Task directions: Identify each line containing the word "sets" and copy it.

──────── Excerpted data

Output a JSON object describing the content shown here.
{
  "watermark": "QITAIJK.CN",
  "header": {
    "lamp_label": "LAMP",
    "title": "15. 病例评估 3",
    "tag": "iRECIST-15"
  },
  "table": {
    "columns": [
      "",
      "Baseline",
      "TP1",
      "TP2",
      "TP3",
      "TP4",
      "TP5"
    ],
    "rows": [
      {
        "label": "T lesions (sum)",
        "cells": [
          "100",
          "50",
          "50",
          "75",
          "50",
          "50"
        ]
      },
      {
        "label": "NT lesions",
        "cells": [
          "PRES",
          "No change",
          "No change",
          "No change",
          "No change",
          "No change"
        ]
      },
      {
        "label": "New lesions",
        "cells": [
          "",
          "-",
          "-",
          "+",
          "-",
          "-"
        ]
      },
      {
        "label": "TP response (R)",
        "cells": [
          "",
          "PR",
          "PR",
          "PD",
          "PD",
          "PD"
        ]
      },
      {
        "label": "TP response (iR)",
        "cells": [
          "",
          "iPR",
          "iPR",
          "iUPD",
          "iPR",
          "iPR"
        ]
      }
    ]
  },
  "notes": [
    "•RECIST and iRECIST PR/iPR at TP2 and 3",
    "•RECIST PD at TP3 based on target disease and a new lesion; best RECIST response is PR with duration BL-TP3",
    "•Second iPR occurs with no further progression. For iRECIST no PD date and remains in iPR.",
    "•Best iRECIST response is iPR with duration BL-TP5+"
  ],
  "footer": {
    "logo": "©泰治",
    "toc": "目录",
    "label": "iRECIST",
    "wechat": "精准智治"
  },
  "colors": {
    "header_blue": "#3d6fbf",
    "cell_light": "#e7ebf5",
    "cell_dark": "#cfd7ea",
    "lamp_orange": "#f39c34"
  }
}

────────────────
──────── Excerpted data

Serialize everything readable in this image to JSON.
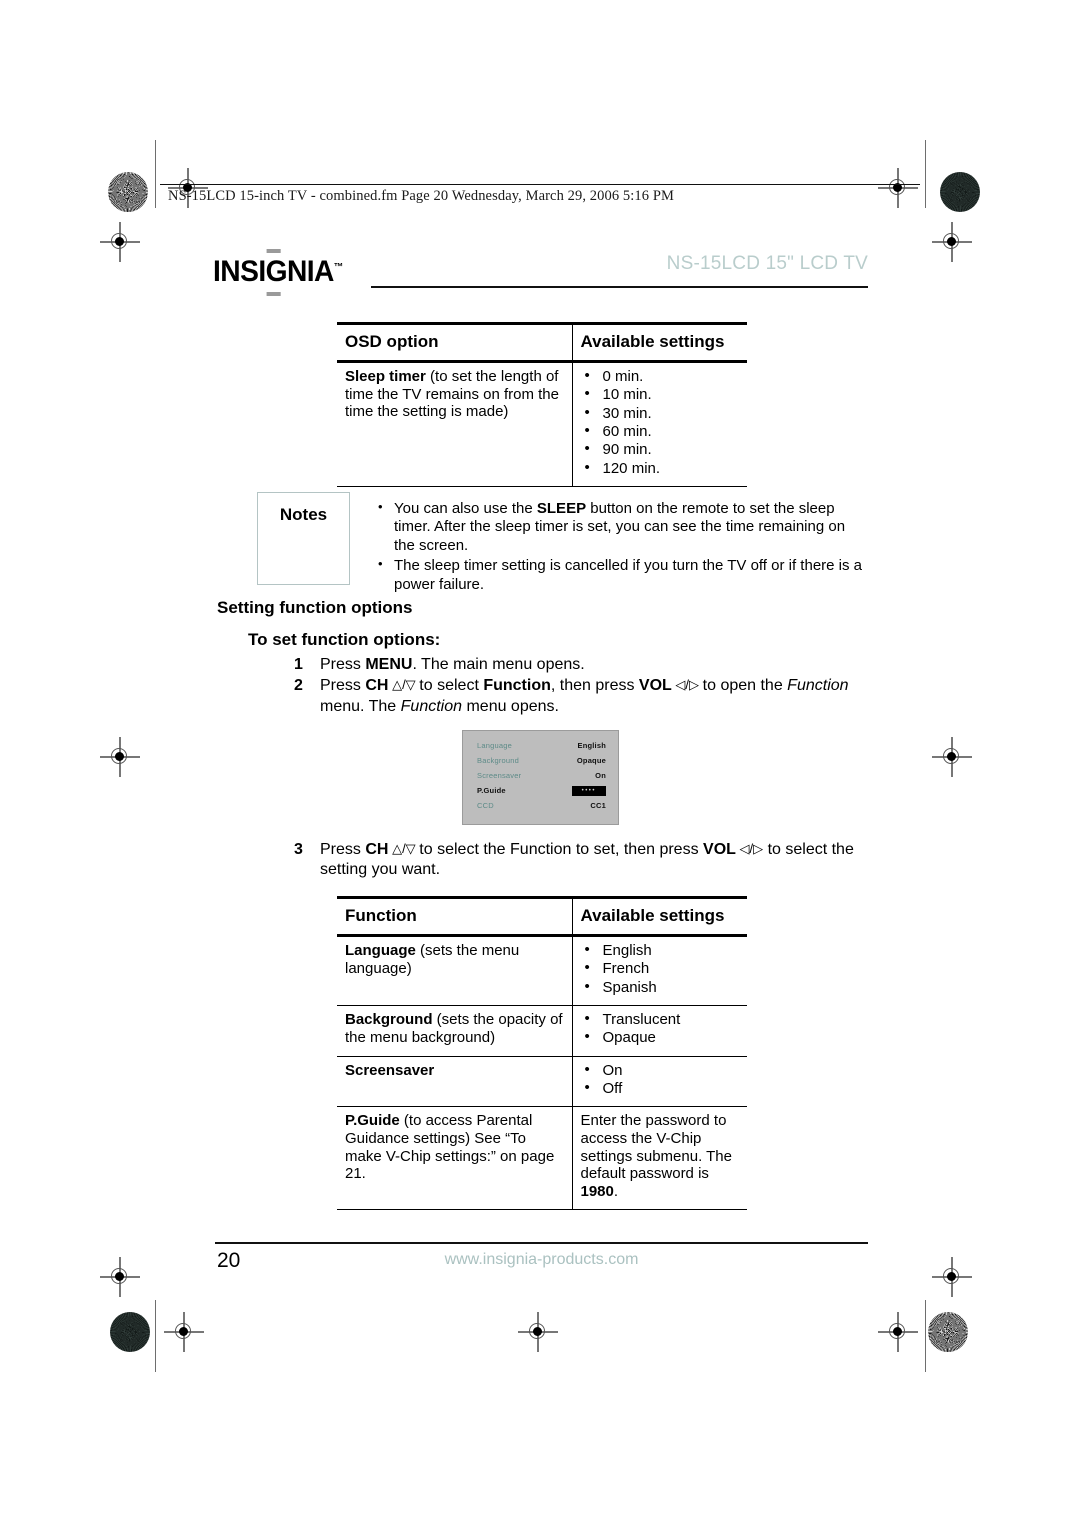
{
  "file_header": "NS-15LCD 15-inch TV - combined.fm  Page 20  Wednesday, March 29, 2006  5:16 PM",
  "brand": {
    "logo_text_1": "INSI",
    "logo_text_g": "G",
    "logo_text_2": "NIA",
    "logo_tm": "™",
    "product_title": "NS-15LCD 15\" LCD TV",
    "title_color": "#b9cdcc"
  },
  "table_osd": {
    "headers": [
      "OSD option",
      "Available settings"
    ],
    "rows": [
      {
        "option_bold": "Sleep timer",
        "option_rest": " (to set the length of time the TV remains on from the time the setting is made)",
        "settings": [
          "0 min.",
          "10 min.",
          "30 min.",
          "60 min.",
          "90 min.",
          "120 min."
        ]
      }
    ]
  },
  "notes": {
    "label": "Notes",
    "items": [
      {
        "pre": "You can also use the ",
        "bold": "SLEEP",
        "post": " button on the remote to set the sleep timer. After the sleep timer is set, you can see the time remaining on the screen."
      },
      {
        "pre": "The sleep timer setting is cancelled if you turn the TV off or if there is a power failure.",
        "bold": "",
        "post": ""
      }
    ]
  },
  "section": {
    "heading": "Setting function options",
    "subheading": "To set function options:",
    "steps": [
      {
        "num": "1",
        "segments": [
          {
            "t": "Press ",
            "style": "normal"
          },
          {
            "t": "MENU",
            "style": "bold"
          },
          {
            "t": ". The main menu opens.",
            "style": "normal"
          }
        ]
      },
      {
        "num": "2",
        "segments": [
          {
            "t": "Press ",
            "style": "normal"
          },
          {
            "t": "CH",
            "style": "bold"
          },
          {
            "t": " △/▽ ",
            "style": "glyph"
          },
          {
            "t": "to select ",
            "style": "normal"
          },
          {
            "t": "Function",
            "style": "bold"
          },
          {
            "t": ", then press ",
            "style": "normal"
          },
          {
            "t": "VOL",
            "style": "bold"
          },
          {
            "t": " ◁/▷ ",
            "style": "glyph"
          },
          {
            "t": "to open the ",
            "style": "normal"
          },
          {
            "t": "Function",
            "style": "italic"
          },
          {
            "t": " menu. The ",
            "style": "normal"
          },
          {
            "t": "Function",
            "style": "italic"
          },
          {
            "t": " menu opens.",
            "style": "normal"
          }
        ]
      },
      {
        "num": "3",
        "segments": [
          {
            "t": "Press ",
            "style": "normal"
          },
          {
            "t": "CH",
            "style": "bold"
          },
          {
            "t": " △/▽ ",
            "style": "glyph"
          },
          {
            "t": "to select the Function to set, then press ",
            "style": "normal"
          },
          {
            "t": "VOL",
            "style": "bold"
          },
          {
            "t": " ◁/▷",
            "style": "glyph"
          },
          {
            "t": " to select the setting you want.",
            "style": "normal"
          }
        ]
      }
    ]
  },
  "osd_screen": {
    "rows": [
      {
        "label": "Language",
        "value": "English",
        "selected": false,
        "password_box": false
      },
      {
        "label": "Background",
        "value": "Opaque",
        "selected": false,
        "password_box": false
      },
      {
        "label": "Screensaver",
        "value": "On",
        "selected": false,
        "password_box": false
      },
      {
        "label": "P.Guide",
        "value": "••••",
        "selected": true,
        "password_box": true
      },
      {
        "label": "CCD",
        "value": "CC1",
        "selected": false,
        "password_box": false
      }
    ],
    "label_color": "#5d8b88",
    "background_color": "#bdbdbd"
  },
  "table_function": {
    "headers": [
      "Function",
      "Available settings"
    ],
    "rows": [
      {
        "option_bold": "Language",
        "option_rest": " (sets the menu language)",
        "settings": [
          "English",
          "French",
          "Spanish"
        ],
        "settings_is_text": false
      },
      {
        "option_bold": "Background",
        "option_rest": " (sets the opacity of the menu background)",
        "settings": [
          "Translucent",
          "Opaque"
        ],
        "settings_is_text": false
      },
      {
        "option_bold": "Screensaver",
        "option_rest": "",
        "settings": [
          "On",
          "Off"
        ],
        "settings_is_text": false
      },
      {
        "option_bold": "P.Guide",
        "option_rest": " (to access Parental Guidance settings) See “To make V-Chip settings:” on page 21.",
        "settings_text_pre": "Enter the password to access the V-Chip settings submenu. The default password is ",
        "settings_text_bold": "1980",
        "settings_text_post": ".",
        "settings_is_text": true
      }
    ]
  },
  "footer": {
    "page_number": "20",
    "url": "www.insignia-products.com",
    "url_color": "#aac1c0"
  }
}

────────────────

Exercise response:
        "option_rest": " (sets the menu language)",
        "option_rest": " (sets the opacity of the menu background)",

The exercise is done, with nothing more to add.